(Stored dataset items)
[start]

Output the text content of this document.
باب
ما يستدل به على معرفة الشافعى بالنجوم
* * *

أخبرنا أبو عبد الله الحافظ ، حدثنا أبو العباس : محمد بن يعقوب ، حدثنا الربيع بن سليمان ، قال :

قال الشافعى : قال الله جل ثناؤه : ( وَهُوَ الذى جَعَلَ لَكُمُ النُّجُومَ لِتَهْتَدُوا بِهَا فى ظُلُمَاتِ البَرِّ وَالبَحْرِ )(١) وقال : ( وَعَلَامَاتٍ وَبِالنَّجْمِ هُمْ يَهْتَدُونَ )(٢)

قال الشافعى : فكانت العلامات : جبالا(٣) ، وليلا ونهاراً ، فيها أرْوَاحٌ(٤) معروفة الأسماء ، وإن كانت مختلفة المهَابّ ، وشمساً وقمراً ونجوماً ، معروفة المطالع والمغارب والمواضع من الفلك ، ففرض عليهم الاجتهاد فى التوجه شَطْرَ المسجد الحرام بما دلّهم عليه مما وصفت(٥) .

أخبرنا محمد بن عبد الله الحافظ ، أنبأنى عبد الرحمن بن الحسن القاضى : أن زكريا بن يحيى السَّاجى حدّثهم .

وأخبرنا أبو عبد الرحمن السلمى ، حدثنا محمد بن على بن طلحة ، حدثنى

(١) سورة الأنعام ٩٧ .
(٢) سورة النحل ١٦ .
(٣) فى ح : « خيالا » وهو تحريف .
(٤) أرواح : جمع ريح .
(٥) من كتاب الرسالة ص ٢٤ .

[end]

### OBJECTIVE
Show the data once more, exactly as it was written.

### REPLY TO THE TASK
Output the text content of this document.
باب
ما يستدل به على معرفة الشافعى بالنجوم
* * *

أخبرنا أبو عبد الله الحافظ ، حدثنا أبو العباس : محمد بن يعقوب ، حدثنا الربيع بن سليمان ، قال :

قال الشافعى : قال الله جل ثناؤه : ( وَهُوَ الذى جَعَلَ لَكُمُ النُّجُومَ لِتَهْتَدُوا بِهَا فى ظُلُمَاتِ البَرِّ وَالبَحْرِ )(١) وقال : ( وَعَلَامَاتٍ وَبِالنَّجْمِ هُمْ يَهْتَدُونَ )(٢)

قال الشافعى : فكانت العلامات : جبالا(٣) ، وليلا ونهاراً ، فيها أرْوَاحٌ(٤) معروفة الأسماء ، وإن كانت مختلفة المهَابّ ، وشمساً وقمراً ونجوماً ، معروفة المطالع والمغارب والمواضع من الفلك ، ففرض عليهم الاجتهاد فى التوجه شَطْرَ المسجد الحرام بما دلّهم عليه مما وصفت(٥) .

أخبرنا محمد بن عبد الله الحافظ ، أنبأنى عبد الرحمن بن الحسن القاضى : أن زكريا بن يحيى السَّاجى حدّثهم .

وأخبرنا أبو عبد الرحمن السلمى ، حدثنا محمد بن على بن طلحة ، حدثنى

(١) سورة الأنعام ٩٧ .
(٢) سورة النحل ١٦ .
(٣) فى ح : « خيالا » وهو تحريف .
(٤) أرواح : جمع ريح .
(٥) من كتاب الرسالة ص ٢٤ .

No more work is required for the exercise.